*** SOURCE EXTRACT
My last thought is that if you can afford it, consider having two washers and two dryers to help you zip through the massive piles. The time and sanity saved would be worth the cost.
Two things really have helped me
1) On Monday (the day that just happens to work best for me) all the laundry gets collected including the towels, bathroom rugs, and bed sheets. All the sheets are replaced with a second set and before towels are replaced I clean the bathrooms (to the extent that I can for the day)
2) I bought an extra laundry basket so that there is always a laundry basket in rotation sitting at the dryer. I fold as items come out of the & can actually fit 2 (sometimes 3) folded loads into one basket before I take it upstairs to be put away
Good luck! Spend some time trying different routines- you’ll get yours down!
Like D, I am big on checking whether they are tossing clean clothing into the bin. I did daily laundry for a long time but now I prefer to do 3 loads twice a week. Folding and sorting is the worst, for me, but one thing that makes it easier is washing loads based on what room they go to. I know that’s a big laundry no-no, mixing darks and lights, but I think our goodwill clothing investments can stand it.
******
* _WHAT THE EXERCISE ASKS_: In the laundry tips, why does one writer wash loads by the room they go to, and why are they fine mixing darks and lights?
*** ENTRIES SUPPLIED
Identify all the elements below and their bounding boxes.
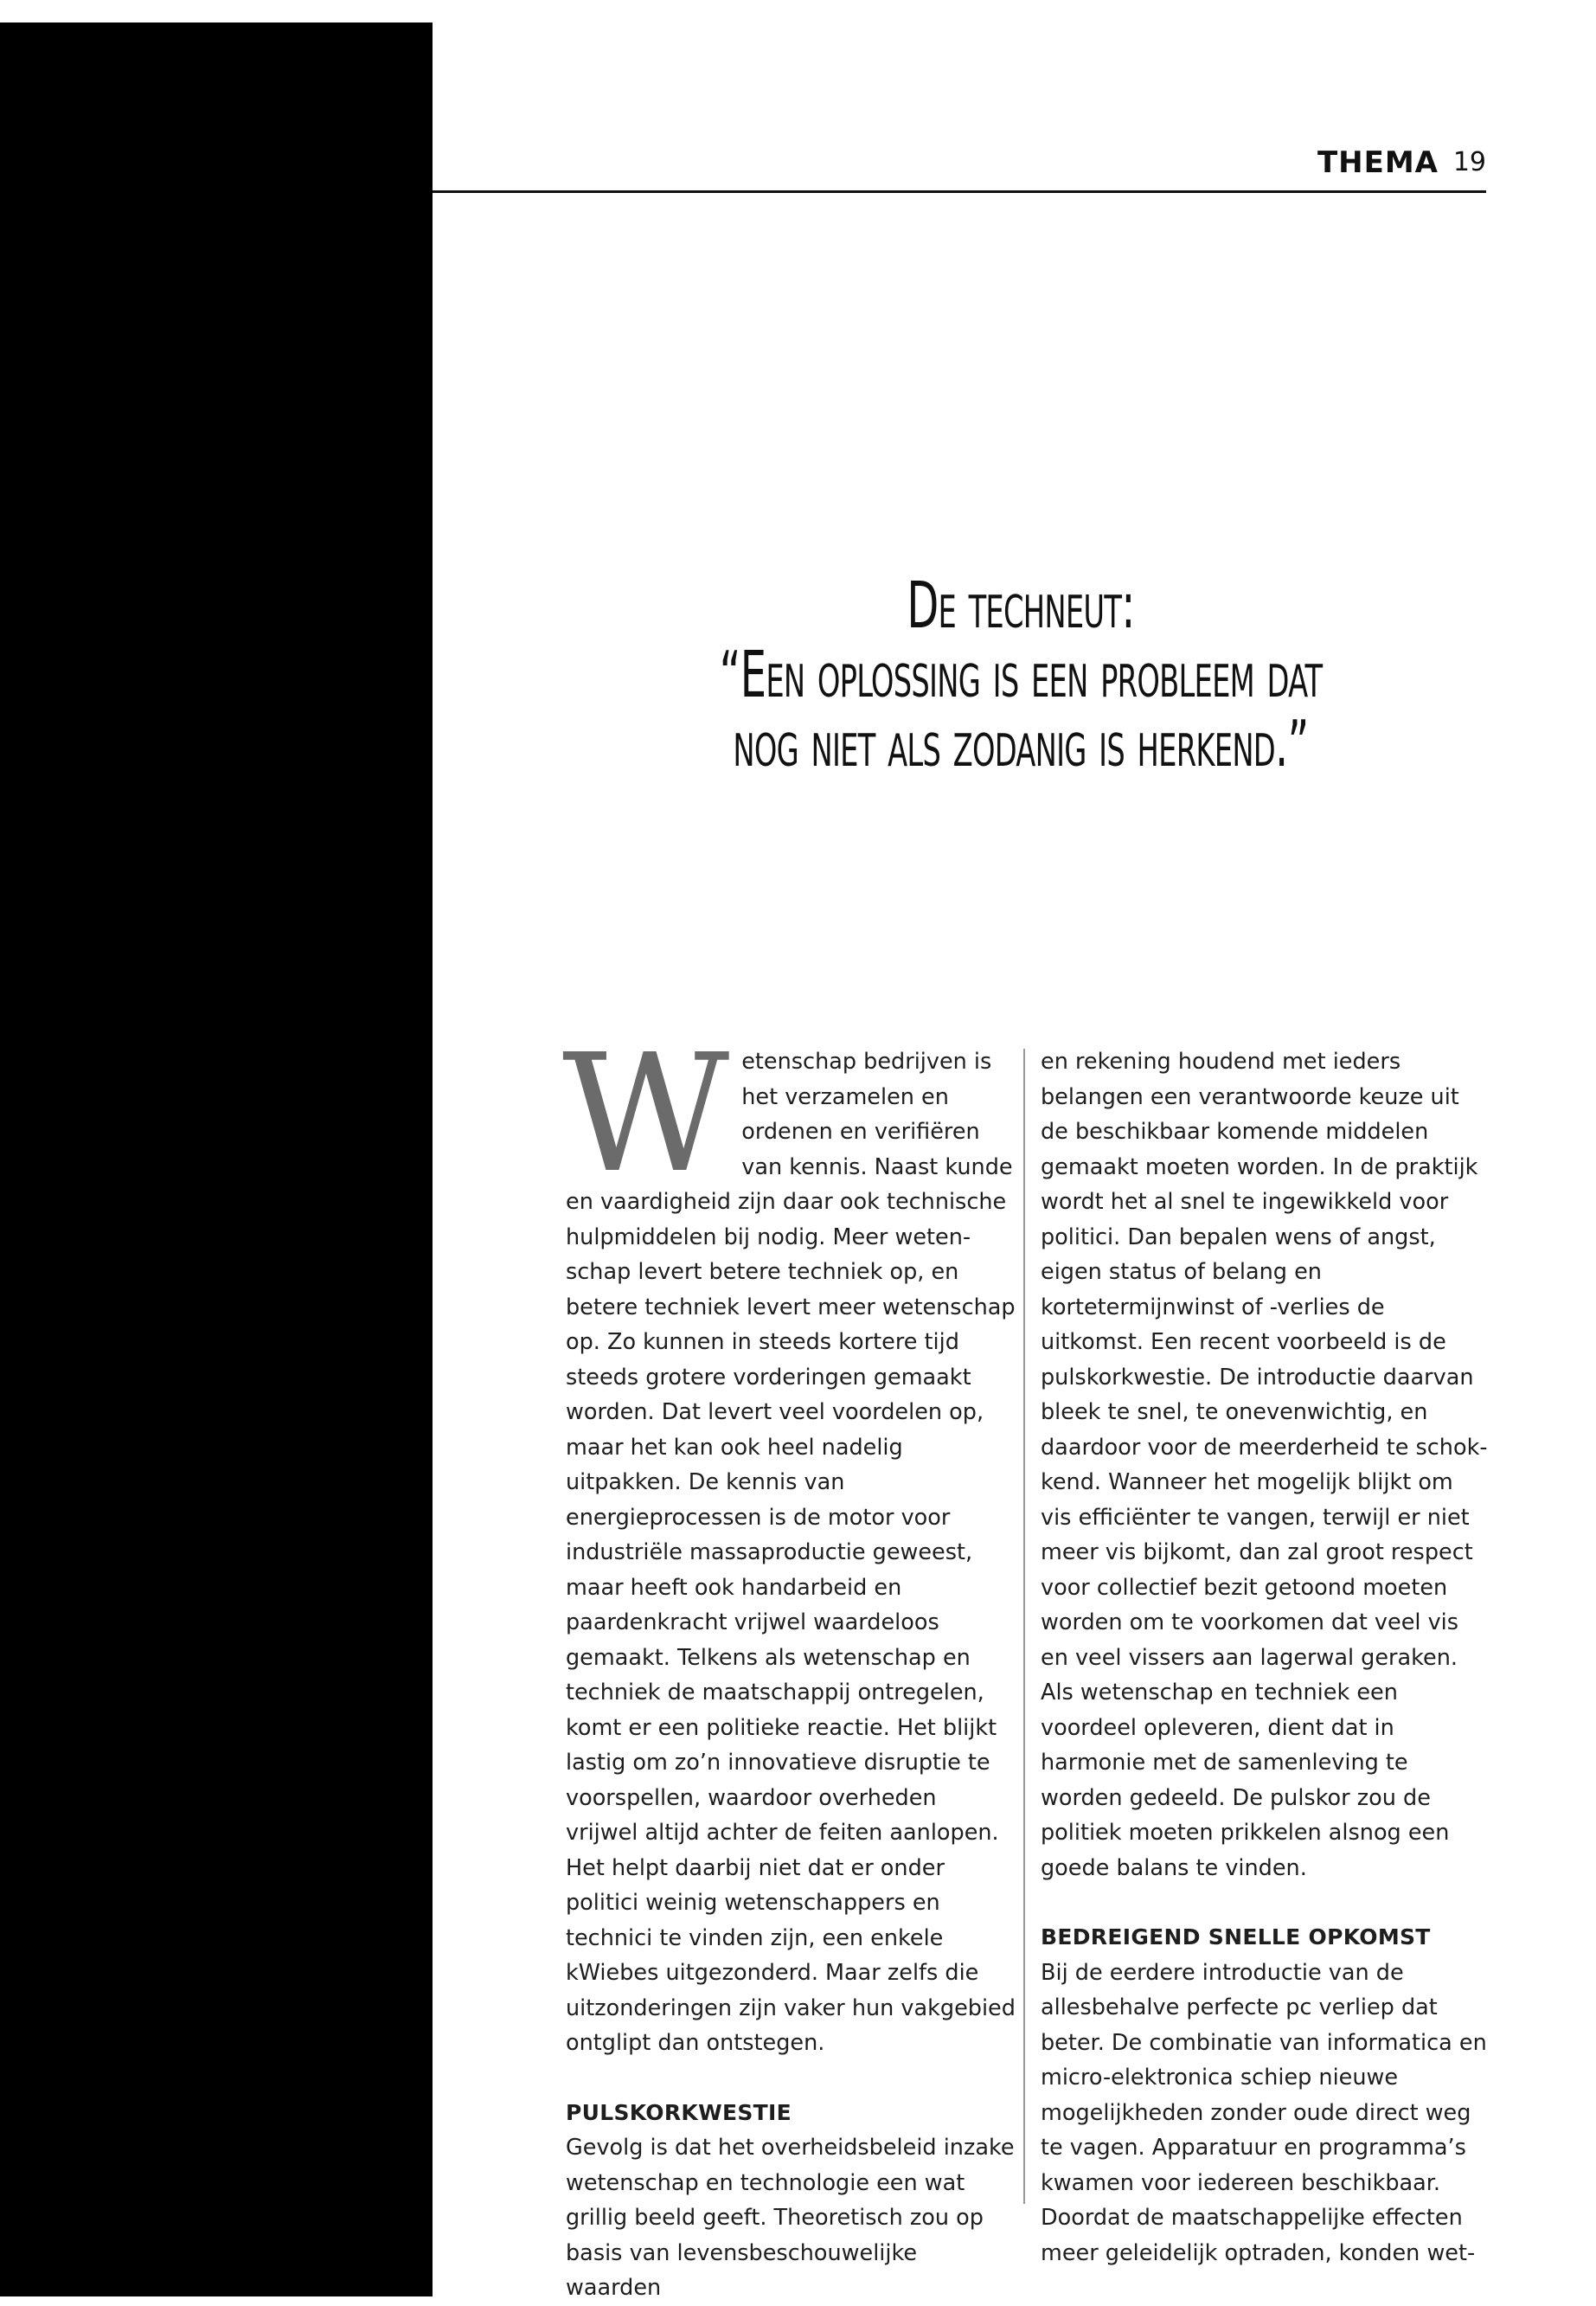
subheading-bedreigend: BEDREIGEND SNELLE OPKOMST: [1041, 1924, 1431, 1950]
paragraph-pulskor-start: Gevolg is dat het overheidsbeleid inzake wetenschap en technologie een wat grillig beeld geeft. Theoretisch zou op basis van levensbeschouwelijke waarden: [566, 2135, 1015, 2301]
black-side-band: [0, 22, 433, 2296]
column-divider: [1023, 1049, 1025, 2204]
headline-line-3: nog niet als zodanig is herkend.”: [733, 707, 1309, 781]
page-header: [433, 145, 1486, 193]
paragraph-pulskor-continued: en rekening houdend met ieders belangen een verantwoorde keuze uit de beschikbaar komende middelen gemaakt moeten worden. In de praktijk wordt het al snel te ingewikkeld voor politici. Dan bepalen wens of angst, eigen status of belang en kortetermijnwinst of -verlies de uitkomst. Een recent voorbeeld is de pulskorkwestie. De introductie daarvan bleek te snel, te onevenwichtig, en daardoor voor de meerderheid te schokkend. Wanneer het mogelijk blijkt om vis efficiënter te vangen, terwijl er niet meer vis bijkomt, dan zal groot respect voor collectief bezit getoond moeten worden om te voorkomen dat veel vis en veel vissers aan lagerwal geraken. Als wetenschap en techniek een voordeel opleveren, dient dat in harmonie met de samenleving te worden gedeeld. De pulskor zou de politiek moeten prikkelen alsnog een goede balans te vinden.: [1041, 1049, 1488, 1881]
paragraph-opkomst: Bij de eerdere introductie van de allesbehalve perfecte pc verliep dat beter. De combinatie van informatica en micro-elektronica schiep nieuwe mogelijkheden zonder oude direct weg te vagen. Apparatuur en programma’s kwamen voor iedereen beschikbaar. Doordat de maatschappelijke effecten meer geleidelijk optraden, konden wet-: [1041, 1959, 1487, 2266]
subheading-pulskorkwestie: PULSKORKWESTIE: [566, 2099, 792, 2125]
dropcap: W: [562, 1019, 730, 1209]
page-number: 19: [1452, 147, 1486, 177]
section-label: THEMA: [1317, 145, 1439, 180]
headline: [635, 568, 1407, 781]
article-column-left: [562, 1019, 1016, 2306]
article-column-right: [1041, 1044, 1490, 2271]
headline-line-1: De techneut:: [907, 568, 1135, 643]
headline-line-2: “Een oplossing is een probleem dat: [719, 638, 1323, 712]
intro-paragraph: etenschap bedrijven is het verzamelen en ordenen en verifiëren van kennis. Naast kunde en vaardigheid zijn daar ook technische hulpmiddelen bij nodig. Meer wetenschap levert betere techniek op, en betere techniek levert meer wetenschap op. Zo kunnen in steeds kortere tijd steeds grotere vorderingen gemaakt worden. Dat levert veel voordelen op, maar het kan ook heel nadelig uitpakken. De kennis van energieprocessen is de motor voor industriële massaproductie geweest, maar heeft ook handarbeid en paardenkracht vrijwel waardeloos gemaakt. Telkens als wetenschap en techniek de maatschappij ontregelen, komt er een politieke reactie. Het blijkt lastig om zo’n innovatieve disruptie te voorspellen, waardoor overheden vrijwel altijd achter de feiten aanlopen. Het helpt daarbij niet dat er onder politici weinig wetenschappers en technici te vinden zijn, een enkele kWiebes uitgezonderd. Maar zelfs die uitzonderingen zijn vaker hun vakgebied ontglipt dan ontstegen.: [566, 1049, 1016, 2056]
******
* _RESULT BELOW_: Washing loads by the room the clothes go to makes folding and sorting easier, which that writer finds the worst part. They accept mixing darks and lights because they think their goodwill clothing investments can stand it.